## REQUIRED WORK
Every record should be repeated exactly, except that pictures are left out.

## EXERCISE MATERIAL
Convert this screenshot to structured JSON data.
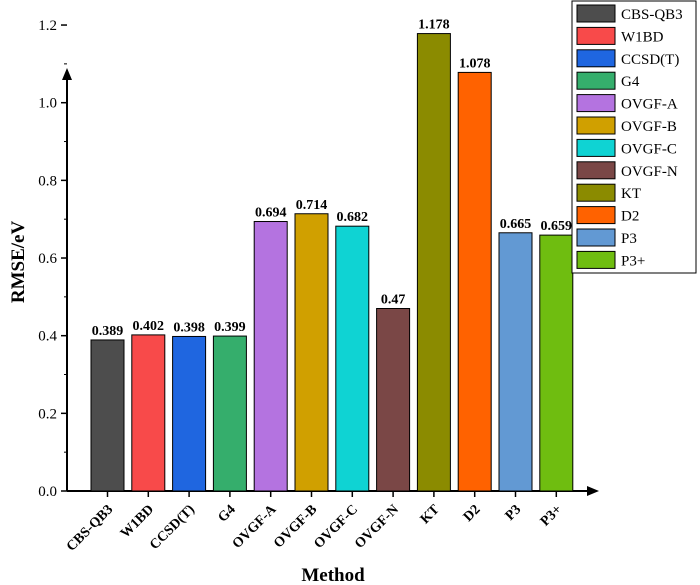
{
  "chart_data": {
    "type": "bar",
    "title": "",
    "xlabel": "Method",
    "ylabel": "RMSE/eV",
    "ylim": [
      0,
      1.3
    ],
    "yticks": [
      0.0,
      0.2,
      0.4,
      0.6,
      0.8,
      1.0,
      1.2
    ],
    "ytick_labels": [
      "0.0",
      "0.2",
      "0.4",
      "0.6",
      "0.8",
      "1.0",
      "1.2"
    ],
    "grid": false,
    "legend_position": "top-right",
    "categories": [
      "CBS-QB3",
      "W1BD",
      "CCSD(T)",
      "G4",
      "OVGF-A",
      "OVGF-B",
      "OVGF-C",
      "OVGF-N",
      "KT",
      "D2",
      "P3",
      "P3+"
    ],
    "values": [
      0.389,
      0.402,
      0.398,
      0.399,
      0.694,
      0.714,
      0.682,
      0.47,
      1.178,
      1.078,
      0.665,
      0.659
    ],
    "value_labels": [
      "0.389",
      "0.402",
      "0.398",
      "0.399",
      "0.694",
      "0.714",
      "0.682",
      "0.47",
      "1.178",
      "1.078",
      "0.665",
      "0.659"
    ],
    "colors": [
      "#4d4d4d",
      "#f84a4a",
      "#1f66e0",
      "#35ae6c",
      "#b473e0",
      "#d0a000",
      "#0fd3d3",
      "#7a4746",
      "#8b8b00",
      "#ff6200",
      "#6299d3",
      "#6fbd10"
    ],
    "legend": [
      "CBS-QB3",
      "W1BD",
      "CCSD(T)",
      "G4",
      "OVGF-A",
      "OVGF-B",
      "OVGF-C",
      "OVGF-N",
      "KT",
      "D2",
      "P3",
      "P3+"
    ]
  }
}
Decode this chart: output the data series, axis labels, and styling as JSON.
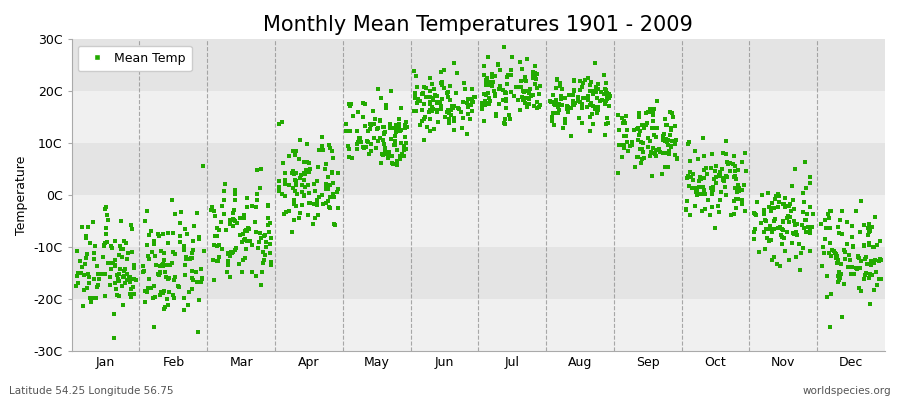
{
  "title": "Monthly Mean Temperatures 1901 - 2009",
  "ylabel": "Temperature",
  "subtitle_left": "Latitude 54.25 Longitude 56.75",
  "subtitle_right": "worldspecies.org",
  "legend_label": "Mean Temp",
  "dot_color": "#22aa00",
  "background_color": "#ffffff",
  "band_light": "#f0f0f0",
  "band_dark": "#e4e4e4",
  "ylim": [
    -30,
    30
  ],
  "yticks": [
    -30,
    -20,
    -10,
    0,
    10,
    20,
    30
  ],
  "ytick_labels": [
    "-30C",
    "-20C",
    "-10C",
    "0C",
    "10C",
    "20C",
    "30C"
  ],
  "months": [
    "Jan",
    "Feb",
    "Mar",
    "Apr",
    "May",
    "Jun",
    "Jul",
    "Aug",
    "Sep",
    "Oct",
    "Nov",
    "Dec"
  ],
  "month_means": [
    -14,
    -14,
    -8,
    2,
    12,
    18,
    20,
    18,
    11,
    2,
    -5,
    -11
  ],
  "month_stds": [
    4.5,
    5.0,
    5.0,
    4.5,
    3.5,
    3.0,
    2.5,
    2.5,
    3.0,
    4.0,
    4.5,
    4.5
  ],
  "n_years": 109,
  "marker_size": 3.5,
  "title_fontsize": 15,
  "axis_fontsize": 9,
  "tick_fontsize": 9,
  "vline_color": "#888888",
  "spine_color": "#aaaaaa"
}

## FINAL ANSWER
Convert this screenshot to structured JSON data.
{
  "chart_data": {
    "type": "bar",
    "title": "",
    "xlabel": "Method",
    "ylabel": "RMSE/eV",
    "ylim": [
      0,
      1.3
    ],
    "yticks": [
      0.0,
      0.2,
      0.4,
      0.6,
      0.8,
      1.0,
      1.2
    ],
    "ytick_labels": [
      "0.0",
      "0.2",
      "0.4",
      "0.6",
      "0.8",
      "1.0",
      "1.2"
    ],
    "grid": false,
    "legend_position": "top-right",
    "categories": [
      "CBS-QB3",
      "W1BD",
      "CCSD(T)",
      "G4",
      "OVGF-A",
      "OVGF-B",
      "OVGF-C",
      "OVGF-N",
      "KT",
      "D2",
      "P3",
      "P3+"
    ],
    "values": [
      0.389,
      0.402,
      0.398,
      0.399,
      0.694,
      0.714,
      0.682,
      0.47,
      1.178,
      1.078,
      0.665,
      0.659
    ],
    "value_labels": [
      "0.389",
      "0.402",
      "0.398",
      "0.399",
      "0.694",
      "0.714",
      "0.682",
      "0.47",
      "1.178",
      "1.078",
      "0.665",
      "0.659"
    ],
    "colors": [
      "#4d4d4d",
      "#f84a4a",
      "#1f66e0",
      "#35ae6c",
      "#b473e0",
      "#d0a000",
      "#0fd3d3",
      "#7a4746",
      "#8b8b00",
      "#ff6200",
      "#6299d3",
      "#6fbd10"
    ],
    "legend": [
      "CBS-QB3",
      "W1BD",
      "CCSD(T)",
      "G4",
      "OVGF-A",
      "OVGF-B",
      "OVGF-C",
      "OVGF-N",
      "KT",
      "D2",
      "P3",
      "P3+"
    ]
  }
}
Decode this chart: output the data series, axis labels, and styling as JSON.
{
  "title": "Monthly Mean Temperatures 1901 - 2009",
  "ylabel": "Temperature",
  "subtitle_left": "Latitude 54.25 Longitude 56.75",
  "subtitle_right": "worldspecies.org",
  "legend_label": "Mean Temp",
  "dot_color": "#22aa00",
  "background_color": "#ffffff",
  "band_light": "#f0f0f0",
  "band_dark": "#e4e4e4",
  "ylim": [
    -30,
    30
  ],
  "yticks": [
    -30,
    -20,
    -10,
    0,
    10,
    20,
    30
  ],
  "ytick_labels": [
    "-30C",
    "-20C",
    "-10C",
    "0C",
    "10C",
    "20C",
    "30C"
  ],
  "months": [
    "Jan",
    "Feb",
    "Mar",
    "Apr",
    "May",
    "Jun",
    "Jul",
    "Aug",
    "Sep",
    "Oct",
    "Nov",
    "Dec"
  ],
  "month_means": [
    -14,
    -14,
    -8,
    2,
    12,
    18,
    20,
    18,
    11,
    2,
    -5,
    -11
  ],
  "month_stds": [
    4.5,
    5.0,
    5.0,
    4.5,
    3.5,
    3.0,
    2.5,
    2.5,
    3.0,
    4.0,
    4.5,
    4.5
  ],
  "n_years": 109,
  "marker_size": 3.5,
  "title_fontsize": 15,
  "axis_fontsize": 9,
  "tick_fontsize": 9,
  "vline_color": "#888888",
  "spine_color": "#aaaaaa"
}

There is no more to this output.